## Stored data entries
□ □ □ □ □ □ □
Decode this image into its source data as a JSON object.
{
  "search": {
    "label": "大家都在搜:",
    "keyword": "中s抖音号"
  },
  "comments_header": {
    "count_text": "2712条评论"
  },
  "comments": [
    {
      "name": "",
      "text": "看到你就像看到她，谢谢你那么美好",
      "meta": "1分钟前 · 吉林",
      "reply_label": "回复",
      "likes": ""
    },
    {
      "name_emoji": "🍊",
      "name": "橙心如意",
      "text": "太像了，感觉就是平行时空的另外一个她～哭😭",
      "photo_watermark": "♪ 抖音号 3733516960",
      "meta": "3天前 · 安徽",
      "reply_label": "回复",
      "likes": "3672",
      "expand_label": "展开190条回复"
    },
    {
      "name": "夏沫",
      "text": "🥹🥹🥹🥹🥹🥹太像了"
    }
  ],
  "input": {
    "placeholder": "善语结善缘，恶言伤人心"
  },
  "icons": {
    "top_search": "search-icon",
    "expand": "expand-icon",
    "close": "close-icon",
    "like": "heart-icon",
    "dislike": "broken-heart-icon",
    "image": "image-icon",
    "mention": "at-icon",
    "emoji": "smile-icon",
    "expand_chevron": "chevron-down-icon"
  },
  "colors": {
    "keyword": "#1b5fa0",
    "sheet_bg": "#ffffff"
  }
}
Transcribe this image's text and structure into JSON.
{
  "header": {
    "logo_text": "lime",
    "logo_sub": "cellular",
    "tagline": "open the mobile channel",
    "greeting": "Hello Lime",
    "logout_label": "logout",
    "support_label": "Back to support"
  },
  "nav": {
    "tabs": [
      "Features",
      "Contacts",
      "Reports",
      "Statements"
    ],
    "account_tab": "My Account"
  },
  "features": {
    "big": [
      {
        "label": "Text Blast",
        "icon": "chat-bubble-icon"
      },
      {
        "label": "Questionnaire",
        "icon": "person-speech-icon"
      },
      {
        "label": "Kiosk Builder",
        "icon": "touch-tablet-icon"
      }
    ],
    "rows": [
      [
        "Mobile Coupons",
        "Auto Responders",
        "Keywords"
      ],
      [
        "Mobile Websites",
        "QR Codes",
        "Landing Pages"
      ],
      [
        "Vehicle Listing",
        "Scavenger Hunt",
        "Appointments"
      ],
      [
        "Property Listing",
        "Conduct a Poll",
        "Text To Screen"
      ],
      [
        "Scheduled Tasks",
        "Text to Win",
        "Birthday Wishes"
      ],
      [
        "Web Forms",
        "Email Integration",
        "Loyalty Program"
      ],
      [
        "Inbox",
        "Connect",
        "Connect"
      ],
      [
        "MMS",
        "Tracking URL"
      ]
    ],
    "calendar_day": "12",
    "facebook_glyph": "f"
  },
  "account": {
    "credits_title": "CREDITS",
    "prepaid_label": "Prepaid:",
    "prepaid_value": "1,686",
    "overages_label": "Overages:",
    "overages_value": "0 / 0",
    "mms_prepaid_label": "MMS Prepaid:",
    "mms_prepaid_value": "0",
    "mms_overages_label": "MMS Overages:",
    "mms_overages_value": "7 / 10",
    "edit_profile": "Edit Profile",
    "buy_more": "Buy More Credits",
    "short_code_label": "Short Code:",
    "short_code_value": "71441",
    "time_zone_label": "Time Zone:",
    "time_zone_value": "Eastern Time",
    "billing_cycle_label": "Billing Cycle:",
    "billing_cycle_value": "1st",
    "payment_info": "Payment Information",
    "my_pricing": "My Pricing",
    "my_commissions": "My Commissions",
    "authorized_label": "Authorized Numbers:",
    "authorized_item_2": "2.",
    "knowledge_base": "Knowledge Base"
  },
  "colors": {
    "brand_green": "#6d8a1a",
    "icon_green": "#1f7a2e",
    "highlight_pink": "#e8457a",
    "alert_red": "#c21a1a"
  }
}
□ □ □ □ □ □ □
## Description of the task
Return each entry from above without altering a single character.

## Solution to the exercise
Decode this image into its source data as a JSON object.
{
  "search": {
    "label": "大家都在搜:",
    "keyword": "中s抖音号"
  },
  "comments_header": {
    "count_text": "2712条评论"
  },
  "comments": [
    {
      "name": "",
      "text": "看到你就像看到她，谢谢你那么美好",
      "meta": "1分钟前 · 吉林",
      "reply_label": "回复",
      "likes": ""
    },
    {
      "name_emoji": "🍊",
      "name": "橙心如意",
      "text": "太像了，感觉就是平行时空的另外一个她～哭😭",
      "photo_watermark": "♪ 抖音号 3733516960",
      "meta": "3天前 · 安徽",
      "reply_label": "回复",
      "likes": "3672",
      "expand_label": "展开190条回复"
    },
    {
      "name": "夏沫",
      "text": "🥹🥹🥹🥹🥹🥹太像了"
    }
  ],
  "input": {
    "placeholder": "善语结善缘，恶言伤人心"
  },
  "icons": {
    "top_search": "search-icon",
    "expand": "expand-icon",
    "close": "close-icon",
    "like": "heart-icon",
    "dislike": "broken-heart-icon",
    "image": "image-icon",
    "mention": "at-icon",
    "emoji": "smile-icon",
    "expand_chevron": "chevron-down-icon"
  },
  "colors": {
    "keyword": "#1b5fa0",
    "sheet_bg": "#ffffff"
  }
}
Transcribe this image's text and structure into JSON.
{
  "header": {
    "logo_text": "lime",
    "logo_sub": "cellular",
    "tagline": "open the mobile channel",
    "greeting": "Hello Lime",
    "logout_label": "logout",
    "support_label": "Back to support"
  },
  "nav": {
    "tabs": [
      "Features",
      "Contacts",
      "Reports",
      "Statements"
    ],
    "account_tab": "My Account"
  },
  "features": {
    "big": [
      {
        "label": "Text Blast",
        "icon": "chat-bubble-icon"
      },
      {
        "label": "Questionnaire",
        "icon": "person-speech-icon"
      },
      {
        "label": "Kiosk Builder",
        "icon": "touch-tablet-icon"
      }
    ],
    "rows": [
      [
        "Mobile Coupons",
        "Auto Responders",
        "Keywords"
      ],
      [
        "Mobile Websites",
        "QR Codes",
        "Landing Pages"
      ],
      [
        "Vehicle Listing",
        "Scavenger Hunt",
        "Appointments"
      ],
      [
        "Property Listing",
        "Conduct a Poll",
        "Text To Screen"
      ],
      [
        "Scheduled Tasks",
        "Text to Win",
        "Birthday Wishes"
      ],
      [
        "Web Forms",
        "Email Integration",
        "Loyalty Program"
      ],
      [
        "Inbox",
        "Connect",
        "Connect"
      ],
      [
        "MMS",
        "Tracking URL"
      ]
    ],
    "calendar_day": "12",
    "facebook_glyph": "f"
  },
  "account": {
    "credits_title": "CREDITS",
    "prepaid_label": "Prepaid:",
    "prepaid_value": "1,686",
    "overages_label": "Overages:",
    "overages_value": "0 / 0",
    "mms_prepaid_label": "MMS Prepaid:",
    "mms_prepaid_value": "0",
    "mms_overages_label": "MMS Overages:",
    "mms_overages_value": "7 / 10",
    "edit_profile": "Edit Profile",
    "buy_more": "Buy More Credits",
    "short_code_label": "Short Code:",
    "short_code_value": "71441",
    "time_zone_label": "Time Zone:",
    "time_zone_value": "Eastern Time",
    "billing_cycle_label": "Billing Cycle:",
    "billing_cycle_value": "1st",
    "payment_info": "Payment Information",
    "my_pricing": "My Pricing",
    "my_commissions": "My Commissions",
    "authorized_label": "Authorized Numbers:",
    "authorized_item_2": "2.",
    "knowledge_base": "Knowledge Base"
  },
  "colors": {
    "brand_green": "#6d8a1a",
    "icon_green": "#1f7a2e",
    "highlight_pink": "#e8457a",
    "alert_red": "#c21a1a"
  }
}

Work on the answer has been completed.